Output the material beneath exactly, leaving nothing out.

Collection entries
▽

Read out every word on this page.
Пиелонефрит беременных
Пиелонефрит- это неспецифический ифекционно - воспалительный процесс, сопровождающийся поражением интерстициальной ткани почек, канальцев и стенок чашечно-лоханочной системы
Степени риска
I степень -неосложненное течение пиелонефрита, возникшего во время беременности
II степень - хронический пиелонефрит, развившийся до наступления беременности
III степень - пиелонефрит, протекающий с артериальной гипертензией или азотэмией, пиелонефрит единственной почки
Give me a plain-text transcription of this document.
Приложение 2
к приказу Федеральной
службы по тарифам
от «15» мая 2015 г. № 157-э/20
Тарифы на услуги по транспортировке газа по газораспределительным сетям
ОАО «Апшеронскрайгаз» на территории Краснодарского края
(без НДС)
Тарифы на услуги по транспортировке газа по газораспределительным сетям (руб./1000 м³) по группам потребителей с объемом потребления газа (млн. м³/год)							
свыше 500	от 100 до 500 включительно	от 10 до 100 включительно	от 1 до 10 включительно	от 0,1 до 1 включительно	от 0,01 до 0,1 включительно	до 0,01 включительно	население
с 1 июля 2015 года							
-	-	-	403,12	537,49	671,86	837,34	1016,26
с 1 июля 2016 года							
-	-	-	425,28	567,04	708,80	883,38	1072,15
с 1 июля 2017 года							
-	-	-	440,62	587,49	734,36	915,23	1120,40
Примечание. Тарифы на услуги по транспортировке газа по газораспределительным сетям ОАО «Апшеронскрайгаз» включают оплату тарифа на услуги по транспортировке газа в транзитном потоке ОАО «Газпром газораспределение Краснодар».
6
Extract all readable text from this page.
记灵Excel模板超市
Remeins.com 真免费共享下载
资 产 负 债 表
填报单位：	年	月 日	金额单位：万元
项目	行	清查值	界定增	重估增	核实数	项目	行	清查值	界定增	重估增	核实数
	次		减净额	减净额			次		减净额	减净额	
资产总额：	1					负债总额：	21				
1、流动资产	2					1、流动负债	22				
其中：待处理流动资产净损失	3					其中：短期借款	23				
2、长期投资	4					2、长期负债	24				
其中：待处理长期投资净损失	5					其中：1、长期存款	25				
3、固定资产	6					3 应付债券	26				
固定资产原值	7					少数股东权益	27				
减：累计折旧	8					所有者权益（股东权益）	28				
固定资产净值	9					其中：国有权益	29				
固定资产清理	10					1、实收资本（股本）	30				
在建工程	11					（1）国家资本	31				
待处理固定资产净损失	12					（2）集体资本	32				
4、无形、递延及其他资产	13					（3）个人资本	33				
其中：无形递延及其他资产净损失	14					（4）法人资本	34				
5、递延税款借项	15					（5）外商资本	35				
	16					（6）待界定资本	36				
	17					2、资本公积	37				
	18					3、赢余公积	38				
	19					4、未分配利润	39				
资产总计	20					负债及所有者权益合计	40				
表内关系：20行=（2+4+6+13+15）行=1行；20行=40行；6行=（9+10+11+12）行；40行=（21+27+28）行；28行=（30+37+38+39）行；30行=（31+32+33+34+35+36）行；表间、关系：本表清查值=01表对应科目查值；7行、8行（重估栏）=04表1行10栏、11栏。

△

EXPECTED ANSWER -
Read out every word on this page.
Пиелонефрит беременных
Пиелонефрит- это неспецифический ифекционно - воспалительный процесс, сопровождающийся поражением интерстициальной ткани почек, канальцев и стенок чашечно-лоханочной системы
Степени риска
I степень -неосложненное течение пиелонефрита, возникшего во время беременности
II степень - хронический пиелонефрит, развившийся до наступления беременности
III степень - пиелонефрит, протекающий с артериальной гипертензией или азотэмией, пиелонефрит единственной почки
Give me a plain-text transcription of this document.
Приложение 2
к приказу Федеральной
службы по тарифам
от «15» мая 2015 г. № 157-э/20
Тарифы на услуги по транспортировке газа по газораспределительным сетям
ОАО «Апшеронскрайгаз» на территории Краснодарского края
(без НДС)
Тарифы на услуги по транспортировке газа по газораспределительным сетям (руб./1000 м³) по группам потребителей с объемом потребления газа (млн. м³/год)							
свыше 500	от 100 до 500 включительно	от 10 до 100 включительно	от 1 до 10 включительно	от 0,1 до 1 включительно	от 0,01 до 0,1 включительно	до 0,01 включительно	население
с 1 июля 2015 года							
-	-	-	403,12	537,49	671,86	837,34	1016,26
с 1 июля 2016 года							
-	-	-	425,28	567,04	708,80	883,38	1072,15
с 1 июля 2017 года							
-	-	-	440,62	587,49	734,36	915,23	1120,40
Примечание. Тарифы на услуги по транспортировке газа по газораспределительным сетям ОАО «Апшеронскрайгаз» включают оплату тарифа на услуги по транспортировке газа в транзитном потоке ОАО «Газпром газораспределение Краснодар».
6
Extract all readable text from this page.
记灵Excel模板超市
Remeins.com 真免费共享下载
资 产 负 债 表
填报单位：	年	月 日	金额单位：万元
项目	行	清查值	界定增	重估增	核实数	项目	行	清查值	界定增	重估增	核实数
	次		减净额	减净额			次		减净额	减净额	
资产总额：	1					负债总额：	21				
1、流动资产	2					1、流动负债	22				
其中：待处理流动资产净损失	3					其中：短期借款	23				
2、长期投资	4					2、长期负债	24				
其中：待处理长期投资净损失	5					其中：1、长期存款	25				
3、固定资产	6					3 应付债券	26				
固定资产原值	7					少数股东权益	27				
减：累计折旧	8					所有者权益（股东权益）	28				
固定资产净值	9					其中：国有权益	29				
固定资产清理	10					1、实收资本（股本）	30				
在建工程	11					（1）国家资本	31				
待处理固定资产净损失	12					（2）集体资本	32				
4、无形、递延及其他资产	13					（3）个人资本	33				
其中：无形递延及其他资产净损失	14					（4）法人资本	34				
5、递延税款借项	15					（5）外商资本	35				
	16					（6）待界定资本	36				
	17					2、资本公积	37				
	18					3、赢余公积	38				
	19					4、未分配利润	39				
资产总计	20					负债及所有者权益合计	40				
表内关系：20行=（2+4+6+13+15）行=1行；20行=40行；6行=（9+10+11+12）行；40行=（21+27+28）行；28行=（30+37+38+39）行；30行=（31+32+33+34+35+36）行；表间、关系：本表清查值=01表对应科目查值；7行、8行（重估栏）=04表1行10栏、11栏。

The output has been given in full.